## Start

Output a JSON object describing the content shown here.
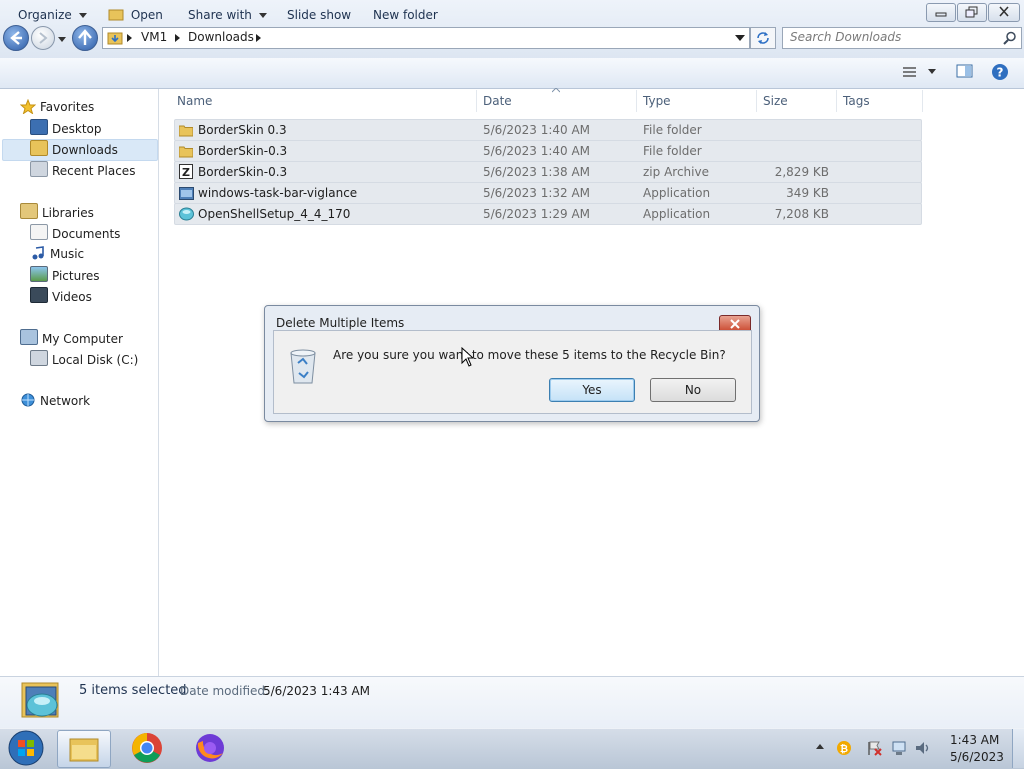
{
  "window": {
    "minimize_label": "▭",
    "restore_label": "❐",
    "close_label": "✕"
  },
  "address": {
    "segments": [
      "VM1",
      "Downloads"
    ],
    "search_placeholder": "Search Downloads"
  },
  "toolbar": {
    "organize": "Organize",
    "open": "Open",
    "share_with": "Share with",
    "slide_show": "Slide show",
    "new_folder": "New folder"
  },
  "nav": {
    "favorites": "Favorites",
    "desktop": "Desktop",
    "downloads": "Downloads",
    "recent_places": "Recent Places",
    "libraries": "Libraries",
    "documents": "Documents",
    "music": "Music",
    "pictures": "Pictures",
    "videos": "Videos",
    "my_computer": "My Computer",
    "local_disk": "Local Disk (C:)",
    "network": "Network"
  },
  "columns": {
    "name": "Name",
    "date": "Date",
    "type": "Type",
    "size": "Size",
    "tags": "Tags"
  },
  "files": [
    {
      "name": "BorderSkin 0.3",
      "date": "5/6/2023 1:40 AM",
      "type": "File folder",
      "size": "",
      "icon": "folder-icon"
    },
    {
      "name": "BorderSkin-0.3",
      "date": "5/6/2023 1:40 AM",
      "type": "File folder",
      "size": "",
      "icon": "folder-icon"
    },
    {
      "name": "BorderSkin-0.3",
      "date": "5/6/2023 1:38 AM",
      "type": "zip Archive",
      "size": "2,829 KB",
      "icon": "zip-icon"
    },
    {
      "name": "windows-task-bar-viglance",
      "date": "5/6/2023 1:32 AM",
      "type": "Application",
      "size": "349 KB",
      "icon": "application-icon"
    },
    {
      "name": "OpenShellSetup_4_4_170",
      "date": "5/6/2023 1:29 AM",
      "type": "Application",
      "size": "7,208 KB",
      "icon": "setup-icon"
    }
  ],
  "details": {
    "selected": "5 items selected",
    "date_modified_label": "Date modified:",
    "date_modified_value": "5/6/2023 1:43 AM"
  },
  "dialog": {
    "title": "Delete Multiple Items",
    "message": "Are you sure you want to move these 5 items to the Recycle Bin?",
    "yes": "Yes",
    "no": "No"
  },
  "taskbar": {
    "time": "1:43 AM",
    "date": "5/6/2023"
  },
  "colors": {
    "accent": "#3a6ea5",
    "selection": "#cde4f7"
  }
}
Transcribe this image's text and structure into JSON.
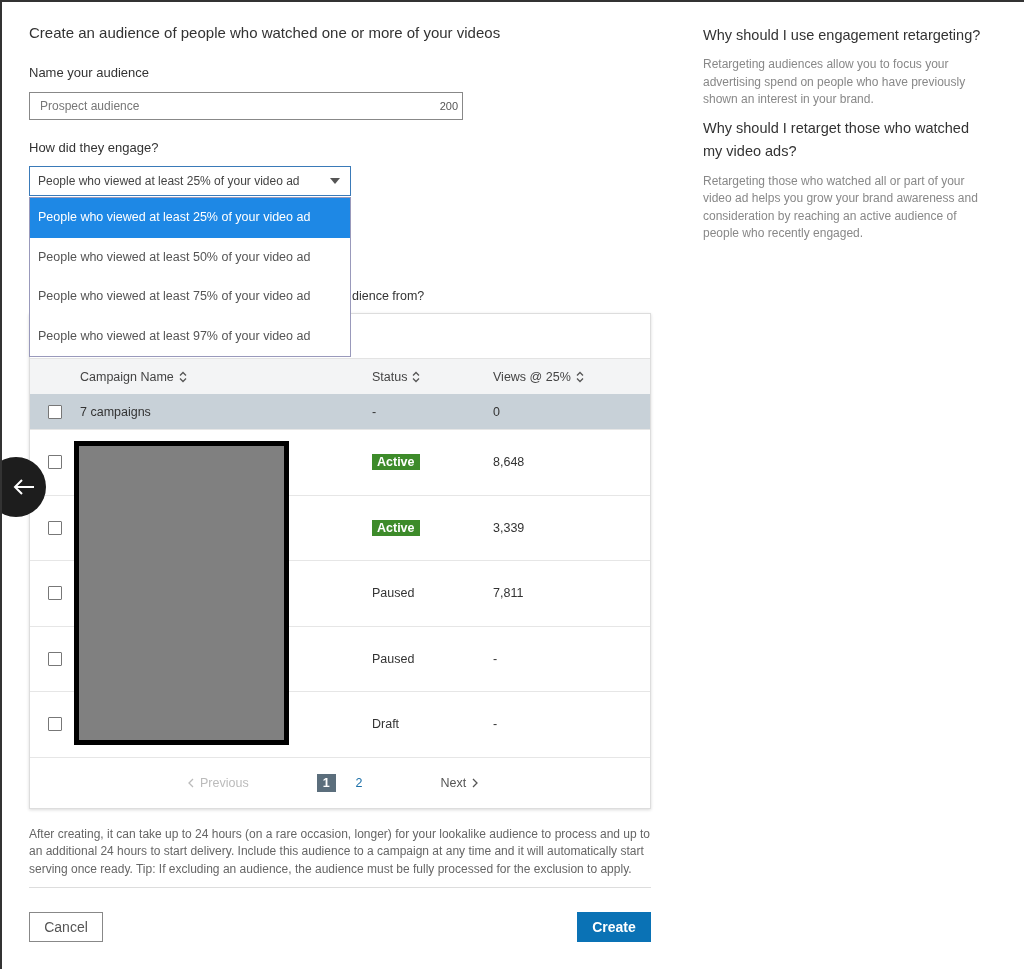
{
  "title": "Create an audience of people who watched one or more of your videos",
  "name_field": {
    "label": "Name your audience",
    "placeholder": "Prospect audience",
    "counter": "200"
  },
  "engage": {
    "label": "How did they engage?",
    "value": "People who viewed at least 25% of your video ad",
    "expanded": true,
    "options": [
      {
        "label": "People who viewed at least 25% of your video ad",
        "selected": true
      },
      {
        "label": "People who viewed at least 50% of your video ad",
        "selected": false
      },
      {
        "label": "People who viewed at least 75% of your video ad",
        "selected": false
      },
      {
        "label": "People who viewed at least 97% of your video ad",
        "selected": false
      }
    ]
  },
  "campaigns_label": "dience from?",
  "table": {
    "columns": [
      "Campaign Name",
      "Status",
      "Views @ 25%"
    ],
    "summary": {
      "name": "7 campaigns",
      "status": "-",
      "views": "0",
      "checked": false
    },
    "rows": [
      {
        "status": "Active",
        "kind": "badge",
        "views": "8,648",
        "checked": false
      },
      {
        "status": "Active",
        "kind": "badge",
        "views": "3,339",
        "checked": false
      },
      {
        "status": "Paused",
        "kind": "plain",
        "views": "7,811",
        "checked": false
      },
      {
        "status": "Paused",
        "kind": "plain",
        "views": "-",
        "checked": false
      },
      {
        "status": "Draft",
        "kind": "plain",
        "views": "-",
        "checked": false
      }
    ]
  },
  "pagination": {
    "previous": "Previous",
    "next": "Next",
    "pages": [
      {
        "label": "1",
        "selected": true
      },
      {
        "label": "2",
        "selected": false
      }
    ]
  },
  "note": "After creating, it can take up to 24 hours (on a rare occasion, longer) for your lookalike audience to process and up to an additional 24 hours to start delivery. Include this audience to a campaign at any time and it will automatically start serving once ready. Tip: If excluding an audience, the audience must be fully processed for the exclusion to apply.",
  "buttons": {
    "cancel": "Cancel",
    "create": "Create"
  },
  "help": [
    {
      "heading": "Why should I use engagement retargeting?",
      "text": "Retargeting audiences allow you to focus your advertising spend on people who have previously shown an interest in your brand."
    },
    {
      "heading": "Why should I retarget those who watched my video ads?",
      "text": "Retargeting those who watched all or part of your video ad helps you grow your brand awareness and consideration by reaching an active audience of people who recently engaged."
    }
  ]
}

## End

- [Prompt]:
Count the lines of the material that include the word "text", then report only the total.

- [Task result]:
3